- Source records -
****************
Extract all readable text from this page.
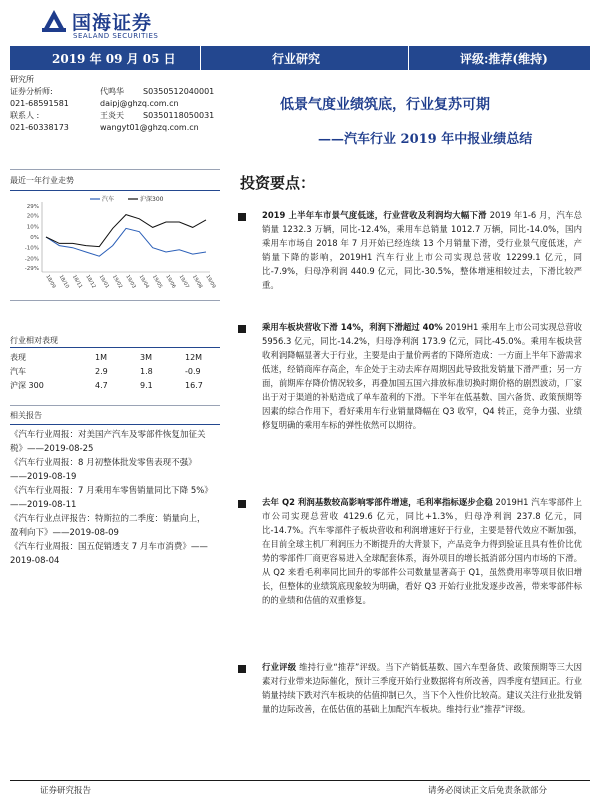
国海证券
SEALAND SECURITIES
2019 年 09 月 05 日	行业研究	评级:推荐(维持)
研究所
证券分析师:	代鸣华 S0350512040001
021-68591581	daipj@ghzq.com.cn
联系人 :	王炎天 S0350118050031
021-60338173	wangyt01@ghzq.com.cn
低景气度业绩筑底，行业复苏可期
——汽车行业 2019 年中报业绩总结
最近一年行业走势
29%
20%
10%
0%
-10%
-20%
-29%
18/09 18/10 18/11 18/12 19/01 19/02 19/03 19/04 19/05 19/06 19/07 19/08 19/09
汽车	沪深300
行业相对表现
表现	1M	3M	12M
汽车	2.9	1.8	-0.9
沪深 300	4.7	9.1	16.7
相关报告
《汽车行业周报：对美国产汽车及零部件恢复加征关税》——2019-08-25
《汽车行业周报：8 月初整体批发零售表现不强》——2019-08-19
《汽车行业周报：7 月乘用车零售销量同比下降 5%》——2019-08-11
《汽车行业点评报告：特斯拉的二季度：销量向上，盈利向下》——2019-08-09
《汽车行业周报：国五促销透支 7 月车市消费》——2019-08-04
投资要点：
2019 上半年车市景气度低迷，行业营收及利润均大幅下滑 2019 年1-6 月，汽车总销量 1232.3 万辆，同比-12.4%，乘用车总销量 1012.7 万辆，同比-14.0%，国内乘用车市场自 2018 年 7 月开始已经连续 13 个月销量下滑，受行业景气度低迷，产销量下降的影响，2019H1 汽车行业上市公司实现总营收 12299.1 亿元，同比-7.9%，归母净利润 440.9 亿元，同比-30.5%，整体增速相较过去，下滑比较严重。
乘用车板块营收下滑 14%，利润下滑超过 40% 2019H1 乘用车上市公司实现总营收 5956.3 亿元，同比-14.2%，归母净利润 173.9 亿元，同比-45.0%。乘用车板块营收利润降幅显著大于行业，主要是由于量价两者的下降所造成：一方面上半年下游需求低迷，经销商库存高企，车企处于主动去库存周期因此导致批发销量下滑严重；另一方面，前期库存降价情况较多，再叠加国五国六排放标准切换时期价格的剧烈波动，厂家出于对于渠道的补贴造成了单车盈利的下滑。下半年在低基数、国六备货、政策预期等因素的综合作用下，看好乘用车行业销量降幅在 Q3 收窄，Q4 转正，竞争力强、业绩修复明确的乘用车标的弹性依然可以期待。
去年 Q2 利润基数较高影响零部件增速，毛利率指标逐步企稳 2019H1 汽车零部件上市公司实现总营收 4129.6 亿元，同比+1.3%，归母净利润 237.8 亿元，同比-14.7%。汽车零部件子板块营收和利润增速好于行业，主要是替代效应不断加强，在目前全球主机厂利润压力不断提升的大背景下，产品竞争力得到验证且具有性价比优势的零部件厂商更容易进入全球配套体系，海外项目的增长抵消部分国内市场的下滑。从 Q2 来看毛利率同比回升的零部件公司数量显著高于 Q1，虽然费用率等项目依旧增长，但整体的业绩筑底现象较为明确，看好 Q3 开始行业批发逐步改善，带来零部件标的的业绩和估值的双重修复。
行业评级 维持行业“推荐”评级。当下产销低基数、国六车型备货、政策预期等三大因素对行业带来边际催化，预计三季度开始行业数据将有所改善，四季度有望回正。行业销量持续下跌对汽车板块的估值抑制已久，当下个入性价比较高。建议关注行业批发销量的边际改善，在低估值的基础上加配汽车板块。维持行业“推荐”评级。
证券研究报告	请务必阅读正文后免责条款部分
****************
- WORK TO COMPLETE -
Say how many lines of the material contain the word "汽车行业周报", with no other text.

- EXERCISE OUTPUT -
4